(Short task): Retype the records below word for word and omit any image.

Begin Provided data

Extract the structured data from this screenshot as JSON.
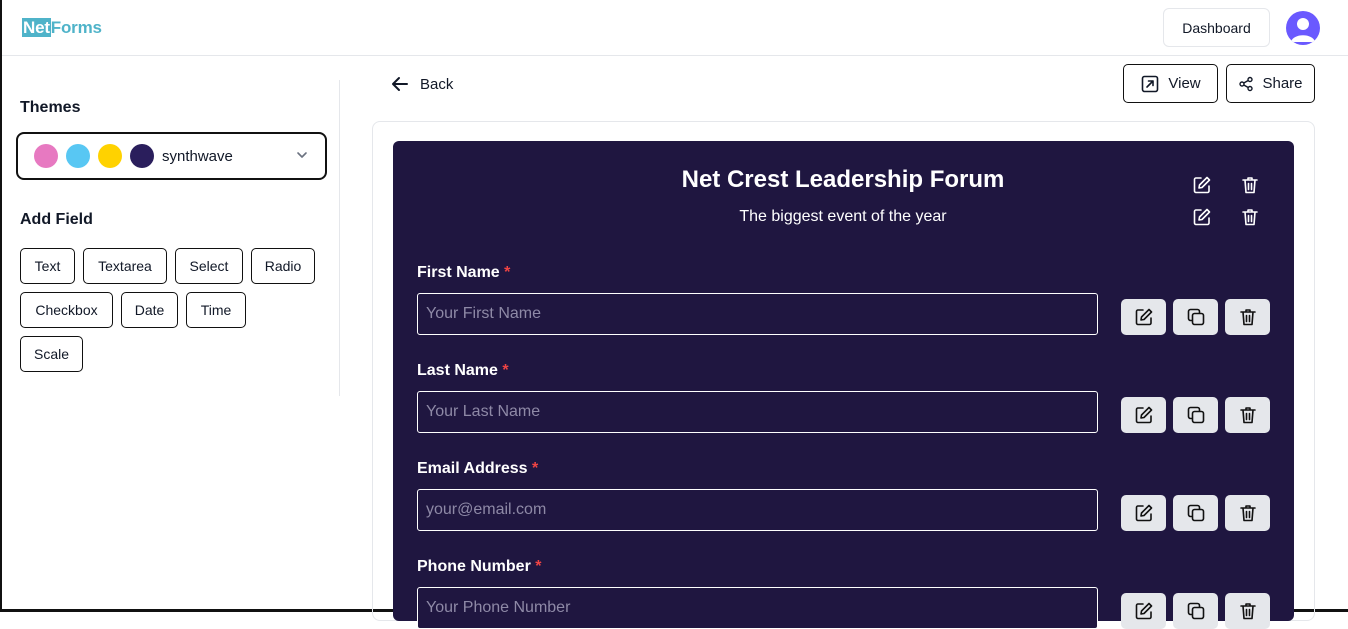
{
  "header": {
    "logo_part1": "Net",
    "logo_part2": "Forms",
    "dashboard_label": "Dashboard"
  },
  "sidebar": {
    "themes_title": "Themes",
    "theme": {
      "name": "synthwave",
      "colors": [
        "#e779c1",
        "#58c7f3",
        "#ffd200",
        "#2a1e5c"
      ]
    },
    "add_field_title": "Add Field",
    "field_types": [
      "Text",
      "Textarea",
      "Select",
      "Radio",
      "Checkbox",
      "Date",
      "Time",
      "Scale"
    ]
  },
  "toolbar": {
    "back_label": "Back",
    "view_label": "View",
    "share_label": "Share"
  },
  "form": {
    "title": "Net Crest Leadership Forum",
    "subtitle": "The biggest event of the year",
    "background": "#1f1640",
    "fields": [
      {
        "label": "First Name",
        "required": "*",
        "placeholder": "Your First Name"
      },
      {
        "label": "Last Name",
        "required": "*",
        "placeholder": "Your Last Name"
      },
      {
        "label": "Email Address",
        "required": "*",
        "placeholder": "your@email.com"
      },
      {
        "label": "Phone Number",
        "required": "*",
        "placeholder": "Your Phone Number"
      }
    ]
  },
  "colors": {
    "accent": "#4fb3c9",
    "required": "#ef4444",
    "avatar": "#6a59ff"
  }
}
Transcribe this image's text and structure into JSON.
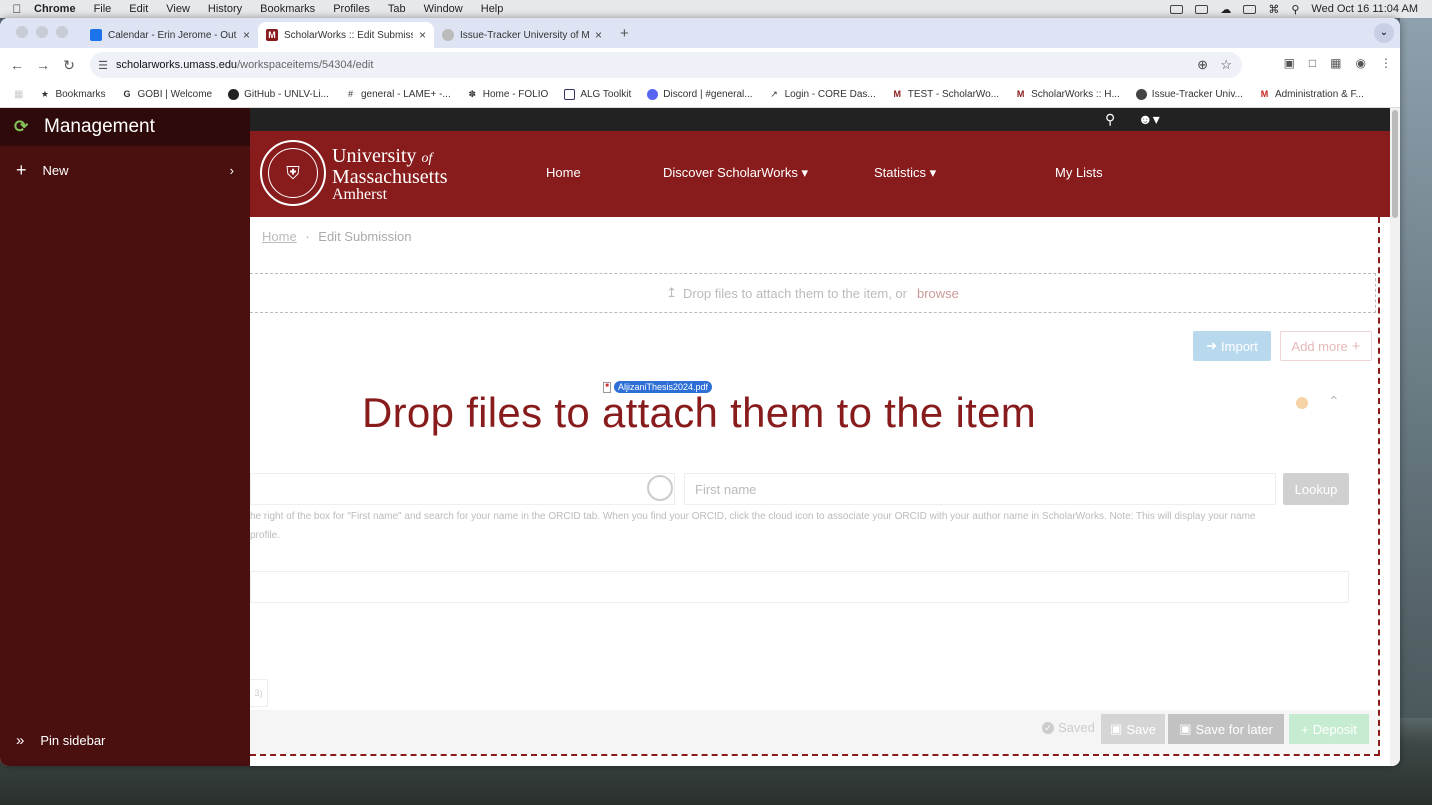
{
  "menubar": {
    "app": "Chrome",
    "items": [
      "File",
      "Edit",
      "View",
      "History",
      "Bookmarks",
      "Profiles",
      "Tab",
      "Window",
      "Help"
    ],
    "datetime": "Wed Oct 16  11:04 AM"
  },
  "tabs": [
    {
      "title": "Calendar - Erin Jerome - Out",
      "favicon_color": "#1a73e8",
      "active": false
    },
    {
      "title": "ScholarWorks :: Edit Submiss",
      "favicon_color": "#881c1c",
      "active": true
    },
    {
      "title": "Issue-Tracker University of M",
      "favicon_color": "#999999",
      "active": false
    }
  ],
  "address": {
    "host": "scholarworks.umass.edu",
    "path": "/workspaceitems/54304/edit"
  },
  "bookmarks": [
    "Bookmarks",
    "GOBI | Welcome",
    "GitHub - UNLV-Li...",
    "general - LAME+ -...",
    "Home - FOLIO",
    "ALG Toolkit",
    "Discord | #general...",
    "Login - CORE Das...",
    "TEST - ScholarWo...",
    "ScholarWorks :: H...",
    "Issue-Tracker Univ...",
    "Administration & F..."
  ],
  "sidebar": {
    "title": "Management",
    "new_label": "New",
    "pin_label": "Pin sidebar"
  },
  "header": {
    "wordmark_line1": "University",
    "wordmark_of": "of",
    "wordmark_line2": "Massachusetts",
    "wordmark_line3": "Amherst",
    "nav": [
      "Home",
      "Discover ScholarWorks",
      "Statistics",
      "My Lists"
    ]
  },
  "breadcrumb": {
    "home": "Home",
    "sep": "·",
    "current": "Edit Submission"
  },
  "dropzone": {
    "text": "Drop files to attach them to the item, or",
    "browse": "browse"
  },
  "buttons": {
    "import": "Import",
    "add_more": "Add more"
  },
  "overlay": {
    "text": "Drop files to attach them to the item",
    "dragged_file": "AljizaniThesis2024.pdf"
  },
  "author": {
    "first_name_placeholder": "First name",
    "lookup": "Lookup",
    "help_line1": "he right of the box for \"First name\" and search for your name in the ORCID tab. When you find your ORCID, click the cloud icon to associate your ORCID with your author name in ScholarWorks. Note: This will display your name",
    "help_line2": " profile."
  },
  "tab_fragment": "3)",
  "footer": {
    "saved": "Saved",
    "save": "Save",
    "save_later": "Save for later",
    "deposit": "Deposit"
  }
}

End Provided data

(Response):
Extract the structured data from this screenshot as JSON.
{
  "header": {
    "logo_part1": "Net",
    "logo_part2": "Forms",
    "dashboard_label": "Dashboard"
  },
  "sidebar": {
    "themes_title": "Themes",
    "theme": {
      "name": "synthwave",
      "colors": [
        "#e779c1",
        "#58c7f3",
        "#ffd200",
        "#2a1e5c"
      ]
    },
    "add_field_title": "Add Field",
    "field_types": [
      "Text",
      "Textarea",
      "Select",
      "Radio",
      "Checkbox",
      "Date",
      "Time",
      "Scale"
    ]
  },
  "toolbar": {
    "back_label": "Back",
    "view_label": "View",
    "share_label": "Share"
  },
  "form": {
    "title": "Net Crest Leadership Forum",
    "subtitle": "The biggest event of the year",
    "background": "#1f1640",
    "fields": [
      {
        "label": "First Name",
        "required": "*",
        "placeholder": "Your First Name"
      },
      {
        "label": "Last Name",
        "required": "*",
        "placeholder": "Your Last Name"
      },
      {
        "label": "Email Address",
        "required": "*",
        "placeholder": "your@email.com"
      },
      {
        "label": "Phone Number",
        "required": "*",
        "placeholder": "Your Phone Number"
      }
    ]
  },
  "colors": {
    "accent": "#4fb3c9",
    "required": "#ef4444",
    "avatar": "#6a59ff"
  }
}
Transcribe this image's text and structure into JSON.
{
  "menubar": {
    "app": "Chrome",
    "items": [
      "File",
      "Edit",
      "View",
      "History",
      "Bookmarks",
      "Profiles",
      "Tab",
      "Window",
      "Help"
    ],
    "datetime": "Wed Oct 16  11:04 AM"
  },
  "tabs": [
    {
      "title": "Calendar - Erin Jerome - Out",
      "favicon_color": "#1a73e8",
      "active": false
    },
    {
      "title": "ScholarWorks :: Edit Submiss",
      "favicon_color": "#881c1c",
      "active": true
    },
    {
      "title": "Issue-Tracker University of M",
      "favicon_color": "#999999",
      "active": false
    }
  ],
  "address": {
    "host": "scholarworks.umass.edu",
    "path": "/workspaceitems/54304/edit"
  },
  "bookmarks": [
    "Bookmarks",
    "GOBI | Welcome",
    "GitHub - UNLV-Li...",
    "general - LAME+ -...",
    "Home - FOLIO",
    "ALG Toolkit",
    "Discord | #general...",
    "Login - CORE Das...",
    "TEST - ScholarWo...",
    "ScholarWorks :: H...",
    "Issue-Tracker Univ...",
    "Administration & F..."
  ],
  "sidebar": {
    "title": "Management",
    "new_label": "New",
    "pin_label": "Pin sidebar"
  },
  "header": {
    "wordmark_line1": "University",
    "wordmark_of": "of",
    "wordmark_line2": "Massachusetts",
    "wordmark_line3": "Amherst",
    "nav": [
      "Home",
      "Discover ScholarWorks",
      "Statistics",
      "My Lists"
    ]
  },
  "breadcrumb": {
    "home": "Home",
    "sep": "·",
    "current": "Edit Submission"
  },
  "dropzone": {
    "text": "Drop files to attach them to the item, or",
    "browse": "browse"
  },
  "buttons": {
    "import": "Import",
    "add_more": "Add more"
  },
  "overlay": {
    "text": "Drop files to attach them to the item",
    "dragged_file": "AljizaniThesis2024.pdf"
  },
  "author": {
    "first_name_placeholder": "First name",
    "lookup": "Lookup",
    "help_line1": "he right of the box for \"First name\" and search for your name in the ORCID tab. When you find your ORCID, click the cloud icon to associate your ORCID with your author name in ScholarWorks. Note: This will display your name",
    "help_line2": " profile."
  },
  "tab_fragment": "3)",
  "footer": {
    "saved": "Saved",
    "save": "Save",
    "save_later": "Save for later",
    "deposit": "Deposit"
  }
}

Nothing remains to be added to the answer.